◆ **TO BE DONE**
Determine the number of lines containing the word "this", and state that figure alone.

Saved entries
################

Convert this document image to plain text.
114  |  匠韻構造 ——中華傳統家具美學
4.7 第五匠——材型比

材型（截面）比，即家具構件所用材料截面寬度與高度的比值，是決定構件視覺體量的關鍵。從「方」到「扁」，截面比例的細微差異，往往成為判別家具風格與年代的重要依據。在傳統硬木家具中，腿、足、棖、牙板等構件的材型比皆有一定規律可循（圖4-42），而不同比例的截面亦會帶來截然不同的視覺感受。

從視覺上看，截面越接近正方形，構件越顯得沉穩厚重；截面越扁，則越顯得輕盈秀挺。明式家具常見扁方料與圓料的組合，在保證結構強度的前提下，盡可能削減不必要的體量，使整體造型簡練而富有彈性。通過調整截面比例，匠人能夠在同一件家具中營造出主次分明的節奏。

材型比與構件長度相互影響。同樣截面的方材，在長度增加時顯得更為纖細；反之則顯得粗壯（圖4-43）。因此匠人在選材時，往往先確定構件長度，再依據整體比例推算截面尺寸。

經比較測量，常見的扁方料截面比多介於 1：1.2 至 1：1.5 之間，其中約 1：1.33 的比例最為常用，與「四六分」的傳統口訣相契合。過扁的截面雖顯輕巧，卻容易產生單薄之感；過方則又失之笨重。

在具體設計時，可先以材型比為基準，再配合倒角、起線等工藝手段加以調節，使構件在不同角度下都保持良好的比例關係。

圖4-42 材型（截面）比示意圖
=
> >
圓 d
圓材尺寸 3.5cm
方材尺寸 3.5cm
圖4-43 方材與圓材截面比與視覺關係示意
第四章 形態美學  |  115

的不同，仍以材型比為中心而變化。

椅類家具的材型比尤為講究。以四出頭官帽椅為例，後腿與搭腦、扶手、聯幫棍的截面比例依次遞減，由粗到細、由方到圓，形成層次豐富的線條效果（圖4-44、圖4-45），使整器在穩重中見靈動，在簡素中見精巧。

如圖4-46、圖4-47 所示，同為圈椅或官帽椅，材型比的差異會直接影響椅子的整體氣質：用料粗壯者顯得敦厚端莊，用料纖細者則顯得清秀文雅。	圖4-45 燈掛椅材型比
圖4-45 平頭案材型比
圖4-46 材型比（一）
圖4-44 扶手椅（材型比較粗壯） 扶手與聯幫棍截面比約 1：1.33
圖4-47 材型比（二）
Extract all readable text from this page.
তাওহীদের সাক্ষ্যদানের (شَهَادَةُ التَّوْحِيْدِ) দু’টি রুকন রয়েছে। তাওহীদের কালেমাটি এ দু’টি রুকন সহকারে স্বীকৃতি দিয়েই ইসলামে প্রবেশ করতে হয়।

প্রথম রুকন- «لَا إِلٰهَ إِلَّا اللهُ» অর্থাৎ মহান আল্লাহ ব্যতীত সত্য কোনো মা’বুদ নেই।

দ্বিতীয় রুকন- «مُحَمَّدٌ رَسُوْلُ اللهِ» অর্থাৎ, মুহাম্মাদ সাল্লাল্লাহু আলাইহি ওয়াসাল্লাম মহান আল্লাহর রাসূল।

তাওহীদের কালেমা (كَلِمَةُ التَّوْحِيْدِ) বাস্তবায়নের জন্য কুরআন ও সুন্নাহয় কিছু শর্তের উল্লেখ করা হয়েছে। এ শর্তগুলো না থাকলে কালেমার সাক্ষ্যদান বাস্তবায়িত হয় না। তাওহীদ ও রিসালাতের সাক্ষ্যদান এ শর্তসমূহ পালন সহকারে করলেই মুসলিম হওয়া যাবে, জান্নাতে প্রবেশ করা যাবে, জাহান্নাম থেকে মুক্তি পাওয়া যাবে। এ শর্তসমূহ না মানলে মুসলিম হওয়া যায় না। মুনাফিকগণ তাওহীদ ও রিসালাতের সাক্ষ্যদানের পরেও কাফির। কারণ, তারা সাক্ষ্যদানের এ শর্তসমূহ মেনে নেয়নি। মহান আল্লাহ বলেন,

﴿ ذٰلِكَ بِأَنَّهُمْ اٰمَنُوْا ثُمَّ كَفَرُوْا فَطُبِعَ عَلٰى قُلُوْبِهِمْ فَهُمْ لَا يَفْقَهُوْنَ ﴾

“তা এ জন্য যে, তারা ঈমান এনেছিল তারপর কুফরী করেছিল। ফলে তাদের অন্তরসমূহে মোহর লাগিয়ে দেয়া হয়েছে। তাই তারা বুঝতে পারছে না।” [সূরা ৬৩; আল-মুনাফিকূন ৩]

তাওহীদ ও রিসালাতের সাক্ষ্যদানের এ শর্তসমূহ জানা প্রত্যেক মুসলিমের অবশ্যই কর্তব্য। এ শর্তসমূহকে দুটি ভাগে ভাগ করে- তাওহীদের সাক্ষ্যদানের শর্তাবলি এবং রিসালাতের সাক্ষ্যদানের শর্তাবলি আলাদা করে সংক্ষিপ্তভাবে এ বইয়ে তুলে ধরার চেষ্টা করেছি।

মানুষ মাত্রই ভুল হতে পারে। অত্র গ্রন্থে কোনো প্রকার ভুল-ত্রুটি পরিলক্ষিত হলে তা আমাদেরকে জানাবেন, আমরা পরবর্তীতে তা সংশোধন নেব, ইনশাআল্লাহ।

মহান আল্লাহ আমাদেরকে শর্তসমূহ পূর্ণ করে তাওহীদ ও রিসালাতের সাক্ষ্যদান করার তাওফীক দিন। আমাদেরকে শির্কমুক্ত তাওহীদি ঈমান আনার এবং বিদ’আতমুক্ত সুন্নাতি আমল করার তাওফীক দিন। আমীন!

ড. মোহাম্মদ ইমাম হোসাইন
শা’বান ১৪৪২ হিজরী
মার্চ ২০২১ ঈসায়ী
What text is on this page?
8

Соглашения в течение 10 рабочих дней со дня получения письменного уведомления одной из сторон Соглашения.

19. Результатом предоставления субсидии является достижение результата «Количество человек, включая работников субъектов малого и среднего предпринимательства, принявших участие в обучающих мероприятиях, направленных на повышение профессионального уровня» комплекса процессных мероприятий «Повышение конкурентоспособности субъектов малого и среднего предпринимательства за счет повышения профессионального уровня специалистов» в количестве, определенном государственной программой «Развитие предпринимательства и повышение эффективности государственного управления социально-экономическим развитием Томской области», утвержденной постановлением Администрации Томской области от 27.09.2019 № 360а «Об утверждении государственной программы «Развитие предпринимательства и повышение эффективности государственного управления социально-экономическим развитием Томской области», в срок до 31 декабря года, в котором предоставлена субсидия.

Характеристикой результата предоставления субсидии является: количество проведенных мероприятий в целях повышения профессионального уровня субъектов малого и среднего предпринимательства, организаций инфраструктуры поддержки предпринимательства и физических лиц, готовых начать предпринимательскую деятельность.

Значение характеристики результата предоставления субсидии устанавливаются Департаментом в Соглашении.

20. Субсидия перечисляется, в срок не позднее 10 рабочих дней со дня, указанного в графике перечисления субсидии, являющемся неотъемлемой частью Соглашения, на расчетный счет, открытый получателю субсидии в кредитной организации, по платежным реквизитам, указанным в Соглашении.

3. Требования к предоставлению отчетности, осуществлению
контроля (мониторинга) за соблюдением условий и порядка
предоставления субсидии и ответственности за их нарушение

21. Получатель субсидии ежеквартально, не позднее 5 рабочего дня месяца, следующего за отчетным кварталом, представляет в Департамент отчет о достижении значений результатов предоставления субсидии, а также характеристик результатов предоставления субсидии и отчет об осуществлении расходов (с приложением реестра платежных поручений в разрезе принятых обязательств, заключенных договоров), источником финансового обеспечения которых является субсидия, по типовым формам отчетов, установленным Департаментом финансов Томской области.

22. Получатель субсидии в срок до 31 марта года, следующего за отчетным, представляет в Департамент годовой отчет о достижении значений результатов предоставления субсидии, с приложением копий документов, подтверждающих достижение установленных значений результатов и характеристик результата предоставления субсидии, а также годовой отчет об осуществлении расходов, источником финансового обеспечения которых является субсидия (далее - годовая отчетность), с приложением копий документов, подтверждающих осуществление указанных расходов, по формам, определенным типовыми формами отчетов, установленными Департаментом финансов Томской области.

################

◆ **SOLUTION TO THE PROBLEM**
3